→ Records:
──────────────────────────────

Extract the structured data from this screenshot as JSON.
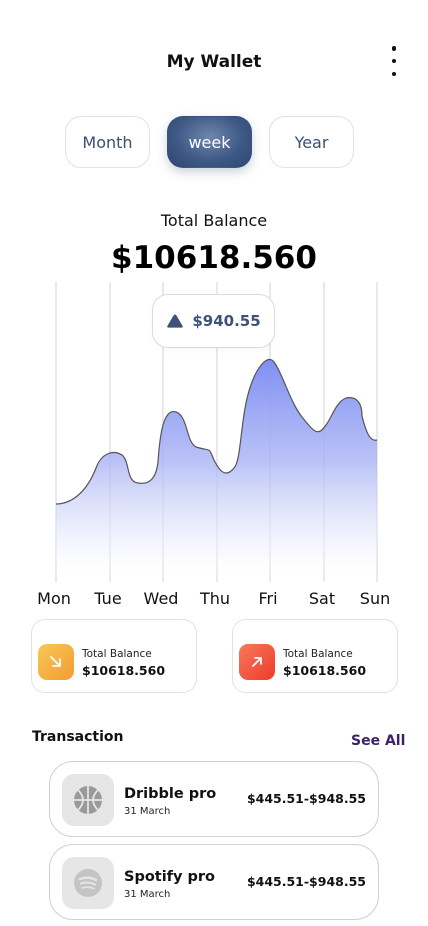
{
  "header": {
    "title": "My Wallet"
  },
  "tabs": [
    {
      "label": "Month",
      "active": false
    },
    {
      "label": "week",
      "active": true
    },
    {
      "label": "Year",
      "active": false
    }
  ],
  "balance": {
    "label": "Total Balance",
    "amount": "$10618.560"
  },
  "chart_data": {
    "type": "area",
    "categories": [
      "Mon",
      "Tue",
      "Wed",
      "Thu",
      "Fri",
      "Sat",
      "Sun"
    ],
    "tooltip": {
      "value": "$940.55",
      "category": "Fri"
    },
    "line_color": "#555555",
    "fill_top_color": "#7f8ff2"
  },
  "stats": [
    {
      "label": "Total Balance",
      "value": "$10618.560",
      "icon": "arrow-down-right-icon",
      "color": "#f4a73a"
    },
    {
      "label": "Total Balance",
      "value": "$10618.560",
      "icon": "arrow-up-right-icon",
      "color": "#f0513c"
    }
  ],
  "transactions": {
    "title": "Transaction",
    "see_all": "See All",
    "items": [
      {
        "name": "Dribble pro",
        "date": "31 March",
        "amount": "$445.51-$948.55",
        "icon": "dribbble-icon"
      },
      {
        "name": "Spotify pro",
        "date": "31 March",
        "amount": "$445.51-$948.55",
        "icon": "spotify-icon"
      }
    ]
  }
}
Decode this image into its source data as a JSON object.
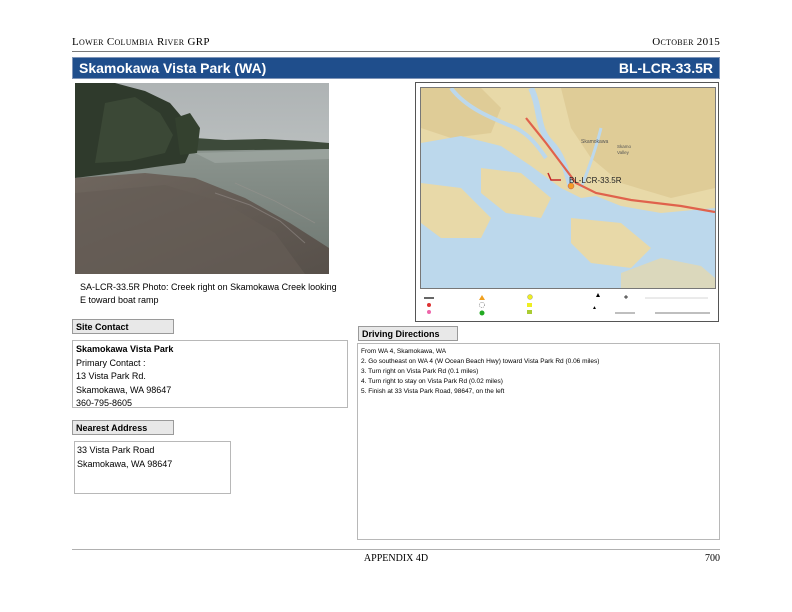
{
  "header": {
    "left": "Lower Columbia River GRP",
    "right": "October 2015"
  },
  "title_bar": {
    "site_name": "Skamokawa Vista Park (WA)",
    "site_id": "BL-LCR-33.5R"
  },
  "photo": {
    "caption_line1": "SA-LCR-33.5R Photo: Creek right on Skamokawa Creek looking",
    "caption_line2": "E toward boat ramp"
  },
  "map": {
    "site_label": "BL-LCR-33.5R",
    "colors": {
      "water": "#bcd8ec",
      "land": "#e8d9a8",
      "road": "#e0624c",
      "marker": "#c62828"
    }
  },
  "site_contact": {
    "heading": "Site Contact",
    "lines": [
      "Skamokawa Vista Park",
      "Primary Contact :",
      "13 Vista Park Rd.",
      "Skamokawa, WA 98647",
      "360-795-8605"
    ]
  },
  "nearest_address": {
    "heading": "Nearest Address",
    "lines": [
      "33 Vista Park Road",
      "Skamokawa, WA 98647"
    ]
  },
  "driving_directions": {
    "heading": "Driving Directions",
    "lines": [
      "From WA 4, Skamokawa, WA",
      "2. Go southeast on WA 4 (W Ocean Beach Hwy) toward Vista Park Rd (0.06 miles)",
      "3. Turn right on Vista Park Rd (0.1 miles)",
      "4. Turn right to stay on Vista Park Rd (0.02 miles)",
      "5. Finish at 33 Vista Park Road, 98647, on the left"
    ]
  },
  "footer": {
    "center": "APPENDIX 4D",
    "page": "700"
  }
}
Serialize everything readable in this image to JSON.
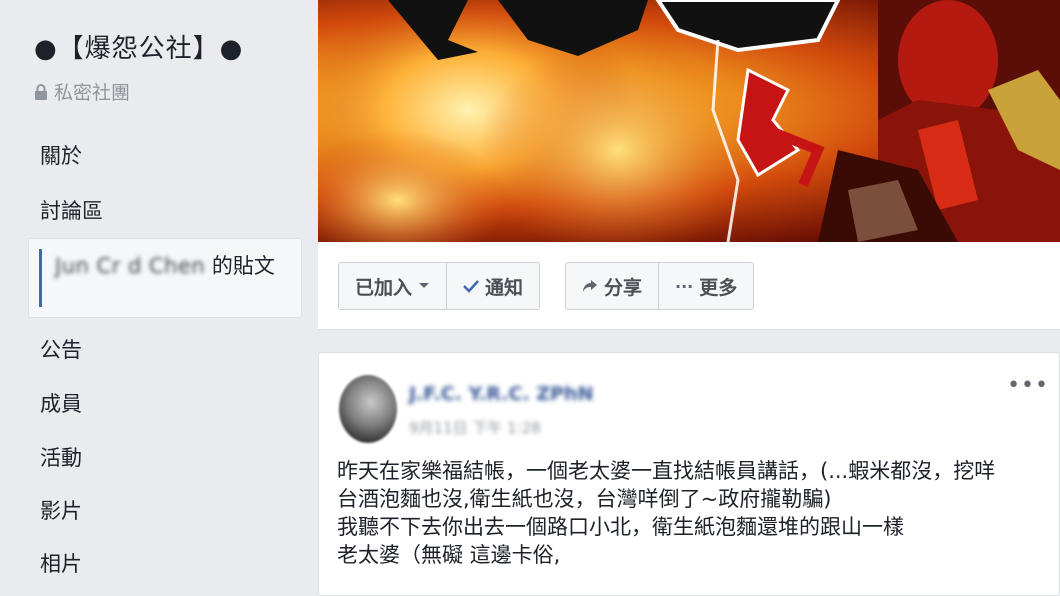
{
  "sidebar": {
    "group_name": "●【爆怨公社】●",
    "privacy_label": "私密社團",
    "nav": {
      "about": "關於",
      "discussion": "討論區",
      "user_posts_name": "Jun Cr d Chen",
      "user_posts_suffix": "的貼文",
      "announcements": "公告",
      "members": "成員",
      "events": "活動",
      "videos": "影片",
      "photos": "相片"
    }
  },
  "actions": {
    "joined": "已加入",
    "notifications": "通知",
    "share": "分享",
    "more": "更多"
  },
  "post": {
    "author": "J.F.C. Y.R.C. ZPhN",
    "timestamp": "9月11日 下午 1:28",
    "more_icon": "•••",
    "lines": [
      "昨天在家樂福結帳，一個老太婆一直找結帳員講話，(...蝦米都沒，挖咩",
      "台酒泡麵也沒,衛生紙也沒，台灣咩倒了~政府攏勒騙)",
      "我聽不下去你出去一個路口小北，衛生紙泡麵還堆的跟山一樣",
      "老太婆（無礙 這邊卡俗,"
    ]
  },
  "icons": {
    "lock": "lock-icon",
    "caret": "caret-down-icon",
    "check": "check-icon",
    "share": "share-arrow-icon",
    "more": "ellipsis-icon"
  },
  "colors": {
    "link": "#385898",
    "background": "#e9ebee",
    "active_bar": "#4267b2"
  }
}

──────────────────────────────

Gather each line holding the string "Vista".

    "site_name": "Skamokawa Vista Park (WA)",
      "Skamokawa Vista Park",
      "13 Vista Park Rd.",
      "33 Vista Park Road",
      "2. Go southeast on WA 4 (W Ocean Beach Hwy) toward Vista Park Rd (0.06 miles)",
      "3. Turn right on Vista Park Rd (0.1 miles)",
      "4. Turn right to stay on Vista Park Rd (0.02 miles)",
      "5. Finish at 33 Vista Park Road, 98647, on the left"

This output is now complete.